[Supplied material]:
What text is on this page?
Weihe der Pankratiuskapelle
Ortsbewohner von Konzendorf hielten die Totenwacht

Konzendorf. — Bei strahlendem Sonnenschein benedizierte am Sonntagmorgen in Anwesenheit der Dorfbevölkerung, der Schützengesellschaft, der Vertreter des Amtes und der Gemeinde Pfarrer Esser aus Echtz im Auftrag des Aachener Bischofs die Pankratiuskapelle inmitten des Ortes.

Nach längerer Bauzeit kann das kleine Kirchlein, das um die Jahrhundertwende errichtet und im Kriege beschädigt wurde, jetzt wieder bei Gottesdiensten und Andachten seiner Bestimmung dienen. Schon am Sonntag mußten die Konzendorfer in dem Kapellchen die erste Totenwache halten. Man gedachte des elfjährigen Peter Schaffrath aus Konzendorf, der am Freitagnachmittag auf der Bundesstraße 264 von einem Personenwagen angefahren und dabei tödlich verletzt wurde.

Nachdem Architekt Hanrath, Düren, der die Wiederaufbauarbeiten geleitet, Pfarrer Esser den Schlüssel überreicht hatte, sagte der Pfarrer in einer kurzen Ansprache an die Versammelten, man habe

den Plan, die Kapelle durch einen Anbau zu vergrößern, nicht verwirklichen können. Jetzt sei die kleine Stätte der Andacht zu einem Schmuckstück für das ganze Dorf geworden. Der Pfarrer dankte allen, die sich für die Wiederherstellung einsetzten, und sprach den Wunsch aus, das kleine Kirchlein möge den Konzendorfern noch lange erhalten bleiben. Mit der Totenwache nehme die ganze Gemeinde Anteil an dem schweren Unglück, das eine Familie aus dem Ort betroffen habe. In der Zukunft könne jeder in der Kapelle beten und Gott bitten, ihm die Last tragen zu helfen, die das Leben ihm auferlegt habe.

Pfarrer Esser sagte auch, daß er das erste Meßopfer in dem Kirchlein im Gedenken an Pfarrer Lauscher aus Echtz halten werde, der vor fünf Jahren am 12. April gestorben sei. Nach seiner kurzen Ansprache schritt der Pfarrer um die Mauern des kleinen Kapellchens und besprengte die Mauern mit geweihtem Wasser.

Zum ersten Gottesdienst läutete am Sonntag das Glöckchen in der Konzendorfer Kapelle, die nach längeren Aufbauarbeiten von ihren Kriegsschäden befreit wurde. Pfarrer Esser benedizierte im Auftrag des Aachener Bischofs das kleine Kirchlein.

[Exercise directions]: Repeat all entries. Match them exactly.

[Exercise result]:
What text is on this page?
Weihe der Pankratiuskapelle
Ortsbewohner von Konzendorf hielten die Totenwacht

Konzendorf. — Bei strahlendem Sonnenschein benedizierte am Sonntagmorgen in Anwesenheit der Dorfbevölkerung, der Schützengesellschaft, der Vertreter des Amtes und der Gemeinde Pfarrer Esser aus Echtz im Auftrag des Aachener Bischofs die Pankratiuskapelle inmitten des Ortes.

Nach längerer Bauzeit kann das kleine Kirchlein, das um die Jahrhundertwende errichtet und im Kriege beschädigt wurde, jetzt wieder bei Gottesdiensten und Andachten seiner Bestimmung dienen. Schon am Sonntag mußten die Konzendorfer in dem Kapellchen die erste Totenwache halten. Man gedachte des elfjährigen Peter Schaffrath aus Konzendorf, der am Freitagnachmittag auf der Bundesstraße 264 von einem Personenwagen angefahren und dabei tödlich verletzt wurde.

Nachdem Architekt Hanrath, Düren, der die Wiederaufbauarbeiten geleitet, Pfarrer Esser den Schlüssel überreicht hatte, sagte der Pfarrer in einer kurzen Ansprache an die Versammelten, man habe

den Plan, die Kapelle durch einen Anbau zu vergrößern, nicht verwirklichen können. Jetzt sei die kleine Stätte der Andacht zu einem Schmuckstück für das ganze Dorf geworden. Der Pfarrer dankte allen, die sich für die Wiederherstellung einsetzten, und sprach den Wunsch aus, das kleine Kirchlein möge den Konzendorfern noch lange erhalten bleiben. Mit der Totenwache nehme die ganze Gemeinde Anteil an dem schweren Unglück, das eine Familie aus dem Ort betroffen habe. In der Zukunft könne jeder in der Kapelle beten und Gott bitten, ihm die Last tragen zu helfen, die das Leben ihm auferlegt habe.

Pfarrer Esser sagte auch, daß er das erste Meßopfer in dem Kirchlein im Gedenken an Pfarrer Lauscher aus Echtz halten werde, der vor fünf Jahren am 12. April gestorben sei. Nach seiner kurzen Ansprache schritt der Pfarrer um die Mauern des kleinen Kapellchens und besprengte die Mauern mit geweihtem Wasser.

Zum ersten Gottesdienst läutete am Sonntag das Glöckchen in der Konzendorfer Kapelle, die nach längeren Aufbauarbeiten von ihren Kriegsschäden befreit wurde. Pfarrer Esser benedizierte im Auftrag des Aachener Bischofs das kleine Kirchlein.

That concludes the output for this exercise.